[ENTRIES SUPPLIED]
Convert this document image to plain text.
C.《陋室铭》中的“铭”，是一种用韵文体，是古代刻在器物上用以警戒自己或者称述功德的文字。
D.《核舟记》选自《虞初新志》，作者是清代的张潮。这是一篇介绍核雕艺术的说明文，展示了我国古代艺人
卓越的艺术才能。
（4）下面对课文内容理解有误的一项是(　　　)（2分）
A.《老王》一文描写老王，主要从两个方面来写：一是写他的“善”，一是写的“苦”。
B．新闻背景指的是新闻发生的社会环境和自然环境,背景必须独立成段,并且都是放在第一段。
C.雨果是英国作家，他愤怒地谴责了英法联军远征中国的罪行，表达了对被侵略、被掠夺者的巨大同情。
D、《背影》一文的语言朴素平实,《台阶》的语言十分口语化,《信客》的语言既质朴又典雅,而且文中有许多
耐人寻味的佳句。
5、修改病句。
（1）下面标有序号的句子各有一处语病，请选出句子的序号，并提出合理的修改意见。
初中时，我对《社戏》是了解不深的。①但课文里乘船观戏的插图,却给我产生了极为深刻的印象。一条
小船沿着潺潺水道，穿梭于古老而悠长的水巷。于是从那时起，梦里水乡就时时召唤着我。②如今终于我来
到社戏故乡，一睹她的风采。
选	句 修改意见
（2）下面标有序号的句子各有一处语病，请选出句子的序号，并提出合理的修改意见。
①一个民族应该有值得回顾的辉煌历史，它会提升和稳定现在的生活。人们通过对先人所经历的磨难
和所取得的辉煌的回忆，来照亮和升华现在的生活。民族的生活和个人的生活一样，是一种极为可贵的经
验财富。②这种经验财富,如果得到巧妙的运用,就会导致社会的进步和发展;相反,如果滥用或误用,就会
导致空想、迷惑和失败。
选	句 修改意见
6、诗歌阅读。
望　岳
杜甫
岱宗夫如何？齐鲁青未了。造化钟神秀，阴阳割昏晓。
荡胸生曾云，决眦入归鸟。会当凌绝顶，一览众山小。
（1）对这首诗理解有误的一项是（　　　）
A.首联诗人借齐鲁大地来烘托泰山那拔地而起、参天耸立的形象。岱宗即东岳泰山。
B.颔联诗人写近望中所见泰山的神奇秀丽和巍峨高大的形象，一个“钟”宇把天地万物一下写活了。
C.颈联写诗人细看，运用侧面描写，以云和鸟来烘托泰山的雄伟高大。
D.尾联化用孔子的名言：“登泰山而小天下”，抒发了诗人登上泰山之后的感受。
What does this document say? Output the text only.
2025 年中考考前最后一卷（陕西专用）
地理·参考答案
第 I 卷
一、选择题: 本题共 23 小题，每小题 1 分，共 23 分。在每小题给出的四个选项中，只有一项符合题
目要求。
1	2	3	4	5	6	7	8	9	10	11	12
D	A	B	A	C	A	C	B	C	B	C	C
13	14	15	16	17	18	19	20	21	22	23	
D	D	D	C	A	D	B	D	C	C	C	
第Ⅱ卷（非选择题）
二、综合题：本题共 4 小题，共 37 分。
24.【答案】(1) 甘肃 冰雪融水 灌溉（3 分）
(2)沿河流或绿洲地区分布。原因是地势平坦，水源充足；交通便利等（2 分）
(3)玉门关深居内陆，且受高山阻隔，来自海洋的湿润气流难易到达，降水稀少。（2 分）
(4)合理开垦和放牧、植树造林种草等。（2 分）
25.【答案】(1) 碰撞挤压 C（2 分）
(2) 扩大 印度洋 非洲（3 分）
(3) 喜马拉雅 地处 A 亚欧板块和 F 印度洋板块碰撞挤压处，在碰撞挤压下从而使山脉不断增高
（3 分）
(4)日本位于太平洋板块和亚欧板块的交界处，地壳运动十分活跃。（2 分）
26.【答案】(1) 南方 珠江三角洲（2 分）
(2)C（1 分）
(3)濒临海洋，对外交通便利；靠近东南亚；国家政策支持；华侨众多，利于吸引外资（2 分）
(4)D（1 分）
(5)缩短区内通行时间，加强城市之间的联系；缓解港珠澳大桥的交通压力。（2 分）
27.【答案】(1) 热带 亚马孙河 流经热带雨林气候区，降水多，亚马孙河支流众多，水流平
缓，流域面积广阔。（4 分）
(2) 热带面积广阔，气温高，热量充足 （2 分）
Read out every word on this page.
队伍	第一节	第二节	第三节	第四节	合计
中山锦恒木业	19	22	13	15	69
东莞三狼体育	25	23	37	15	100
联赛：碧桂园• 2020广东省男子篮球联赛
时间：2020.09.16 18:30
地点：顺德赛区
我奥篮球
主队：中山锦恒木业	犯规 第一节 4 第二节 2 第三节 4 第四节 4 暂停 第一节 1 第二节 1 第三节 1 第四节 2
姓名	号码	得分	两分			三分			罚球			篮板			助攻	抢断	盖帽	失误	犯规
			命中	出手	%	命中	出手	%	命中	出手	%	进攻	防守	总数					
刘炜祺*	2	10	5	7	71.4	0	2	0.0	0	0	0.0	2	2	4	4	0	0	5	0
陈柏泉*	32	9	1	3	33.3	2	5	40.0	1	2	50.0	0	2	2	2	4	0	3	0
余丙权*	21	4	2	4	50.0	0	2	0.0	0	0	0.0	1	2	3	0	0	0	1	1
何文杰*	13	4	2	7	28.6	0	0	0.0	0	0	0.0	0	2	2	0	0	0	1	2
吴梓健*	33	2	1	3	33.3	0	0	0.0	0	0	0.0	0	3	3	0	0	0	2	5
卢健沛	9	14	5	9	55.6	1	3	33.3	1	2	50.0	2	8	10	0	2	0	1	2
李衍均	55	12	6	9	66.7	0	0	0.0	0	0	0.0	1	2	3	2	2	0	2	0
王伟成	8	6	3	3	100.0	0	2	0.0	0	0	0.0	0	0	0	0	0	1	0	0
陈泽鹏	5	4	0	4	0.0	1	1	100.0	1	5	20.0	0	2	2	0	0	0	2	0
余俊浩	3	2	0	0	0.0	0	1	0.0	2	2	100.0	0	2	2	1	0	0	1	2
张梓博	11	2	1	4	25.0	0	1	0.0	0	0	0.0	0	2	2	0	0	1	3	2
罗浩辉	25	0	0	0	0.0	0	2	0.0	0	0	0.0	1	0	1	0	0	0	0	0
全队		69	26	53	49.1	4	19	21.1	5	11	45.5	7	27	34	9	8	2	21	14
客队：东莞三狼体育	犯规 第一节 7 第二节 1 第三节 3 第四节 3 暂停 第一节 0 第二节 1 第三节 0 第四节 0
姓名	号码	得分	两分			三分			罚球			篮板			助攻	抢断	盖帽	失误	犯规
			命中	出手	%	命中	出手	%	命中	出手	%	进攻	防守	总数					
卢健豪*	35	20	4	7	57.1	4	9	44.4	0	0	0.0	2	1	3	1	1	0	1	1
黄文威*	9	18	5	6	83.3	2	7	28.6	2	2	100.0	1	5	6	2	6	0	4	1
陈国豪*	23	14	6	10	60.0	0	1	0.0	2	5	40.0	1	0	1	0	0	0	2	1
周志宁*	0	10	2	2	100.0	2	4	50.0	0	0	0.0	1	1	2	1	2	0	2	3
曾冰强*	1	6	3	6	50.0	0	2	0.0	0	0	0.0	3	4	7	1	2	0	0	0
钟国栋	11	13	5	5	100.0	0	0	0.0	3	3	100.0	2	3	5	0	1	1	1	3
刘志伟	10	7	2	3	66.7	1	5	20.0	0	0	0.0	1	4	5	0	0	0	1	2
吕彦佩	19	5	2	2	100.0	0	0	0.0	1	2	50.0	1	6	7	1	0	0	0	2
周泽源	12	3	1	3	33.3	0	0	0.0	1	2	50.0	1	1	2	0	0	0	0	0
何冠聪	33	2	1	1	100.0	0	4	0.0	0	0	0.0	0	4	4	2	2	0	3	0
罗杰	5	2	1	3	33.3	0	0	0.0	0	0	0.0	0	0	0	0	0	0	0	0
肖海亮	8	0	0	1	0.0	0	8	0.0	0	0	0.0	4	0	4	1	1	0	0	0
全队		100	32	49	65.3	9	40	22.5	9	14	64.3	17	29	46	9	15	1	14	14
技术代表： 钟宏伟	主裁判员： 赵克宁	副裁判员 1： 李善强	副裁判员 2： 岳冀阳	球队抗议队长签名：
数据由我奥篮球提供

[TASK INSTRUCTIONS] Using the records above, gather all lines where the string "this" is present.

[THE REPLY]
Convert this document image to plain text.
What does this document say? Output the text only.
Read out every word on this page.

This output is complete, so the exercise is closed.